Filter the data for lines with the word "Mallory", then copy every line so identified.

RECORDS FOR THE TASK:
#####
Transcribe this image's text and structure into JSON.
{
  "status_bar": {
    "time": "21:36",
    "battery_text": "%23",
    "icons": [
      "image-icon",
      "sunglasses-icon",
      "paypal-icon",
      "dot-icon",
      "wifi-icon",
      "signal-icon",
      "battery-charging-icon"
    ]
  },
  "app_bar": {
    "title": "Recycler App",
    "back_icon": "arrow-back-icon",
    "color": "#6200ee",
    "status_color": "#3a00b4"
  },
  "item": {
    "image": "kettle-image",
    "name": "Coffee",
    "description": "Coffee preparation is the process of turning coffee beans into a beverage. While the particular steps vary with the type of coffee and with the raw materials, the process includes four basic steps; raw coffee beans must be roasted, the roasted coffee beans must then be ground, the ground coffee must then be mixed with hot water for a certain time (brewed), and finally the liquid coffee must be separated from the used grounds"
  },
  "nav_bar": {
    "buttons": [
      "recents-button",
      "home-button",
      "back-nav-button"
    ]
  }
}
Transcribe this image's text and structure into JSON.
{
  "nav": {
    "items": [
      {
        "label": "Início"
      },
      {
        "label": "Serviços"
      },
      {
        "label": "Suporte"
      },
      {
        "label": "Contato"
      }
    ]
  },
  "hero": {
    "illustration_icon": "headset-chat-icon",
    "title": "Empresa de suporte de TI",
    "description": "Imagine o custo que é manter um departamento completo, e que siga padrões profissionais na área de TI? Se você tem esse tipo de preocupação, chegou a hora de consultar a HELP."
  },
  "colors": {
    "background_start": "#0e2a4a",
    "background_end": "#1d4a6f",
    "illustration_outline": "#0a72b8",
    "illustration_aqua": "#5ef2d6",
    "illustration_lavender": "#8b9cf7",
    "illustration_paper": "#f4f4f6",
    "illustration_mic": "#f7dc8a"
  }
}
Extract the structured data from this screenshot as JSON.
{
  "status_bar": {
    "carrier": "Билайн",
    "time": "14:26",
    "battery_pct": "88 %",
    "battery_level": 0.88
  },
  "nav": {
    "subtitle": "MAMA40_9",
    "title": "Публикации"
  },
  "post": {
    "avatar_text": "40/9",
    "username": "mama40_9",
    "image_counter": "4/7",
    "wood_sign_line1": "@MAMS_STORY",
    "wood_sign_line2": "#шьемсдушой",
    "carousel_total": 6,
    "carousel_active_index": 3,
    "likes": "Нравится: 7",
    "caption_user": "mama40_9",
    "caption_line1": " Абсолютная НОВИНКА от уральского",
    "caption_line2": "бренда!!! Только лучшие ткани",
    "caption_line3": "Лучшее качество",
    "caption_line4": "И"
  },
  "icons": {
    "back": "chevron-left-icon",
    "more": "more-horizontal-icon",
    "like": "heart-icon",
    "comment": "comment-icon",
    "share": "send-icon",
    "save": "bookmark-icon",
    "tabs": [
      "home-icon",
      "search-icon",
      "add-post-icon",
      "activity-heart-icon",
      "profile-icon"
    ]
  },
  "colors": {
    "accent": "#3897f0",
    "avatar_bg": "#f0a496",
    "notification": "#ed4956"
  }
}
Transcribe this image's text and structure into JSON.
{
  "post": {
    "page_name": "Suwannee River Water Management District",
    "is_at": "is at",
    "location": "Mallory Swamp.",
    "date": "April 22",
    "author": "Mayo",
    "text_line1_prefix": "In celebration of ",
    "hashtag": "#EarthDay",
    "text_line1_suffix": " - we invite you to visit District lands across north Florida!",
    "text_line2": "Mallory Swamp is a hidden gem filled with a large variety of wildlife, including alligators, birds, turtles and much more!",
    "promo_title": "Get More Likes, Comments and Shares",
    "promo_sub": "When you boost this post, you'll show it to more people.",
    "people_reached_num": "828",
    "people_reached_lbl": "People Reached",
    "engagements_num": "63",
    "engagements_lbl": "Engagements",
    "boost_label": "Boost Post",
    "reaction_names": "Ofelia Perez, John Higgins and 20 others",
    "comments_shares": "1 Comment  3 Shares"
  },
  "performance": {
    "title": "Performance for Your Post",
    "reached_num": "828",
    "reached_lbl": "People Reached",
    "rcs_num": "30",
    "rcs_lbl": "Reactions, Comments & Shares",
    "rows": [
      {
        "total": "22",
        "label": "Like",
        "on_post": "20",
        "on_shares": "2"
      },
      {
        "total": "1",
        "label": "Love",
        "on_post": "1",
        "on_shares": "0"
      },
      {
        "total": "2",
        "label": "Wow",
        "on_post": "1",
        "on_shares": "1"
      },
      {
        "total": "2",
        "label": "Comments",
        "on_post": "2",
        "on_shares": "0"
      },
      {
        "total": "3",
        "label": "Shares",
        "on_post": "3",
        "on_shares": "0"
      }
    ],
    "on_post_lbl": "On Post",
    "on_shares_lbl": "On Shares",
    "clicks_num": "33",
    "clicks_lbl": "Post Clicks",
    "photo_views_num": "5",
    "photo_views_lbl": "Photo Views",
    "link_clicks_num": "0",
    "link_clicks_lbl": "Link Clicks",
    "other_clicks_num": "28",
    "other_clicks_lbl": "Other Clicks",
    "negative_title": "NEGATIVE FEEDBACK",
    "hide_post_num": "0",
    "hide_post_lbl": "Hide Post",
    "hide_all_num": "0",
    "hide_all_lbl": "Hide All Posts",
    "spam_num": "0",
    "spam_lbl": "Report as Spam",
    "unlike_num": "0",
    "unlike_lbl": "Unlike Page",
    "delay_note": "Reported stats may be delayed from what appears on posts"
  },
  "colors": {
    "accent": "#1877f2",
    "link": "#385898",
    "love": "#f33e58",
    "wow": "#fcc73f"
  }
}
#####
OUTPUT OF THE EXERCISE:
    "location": "Mallory Swamp.",
    "text_line2": "Mallory Swamp is a hidden gem filled with a large variety of wildlife, including alligators, birds, turtles and much more!",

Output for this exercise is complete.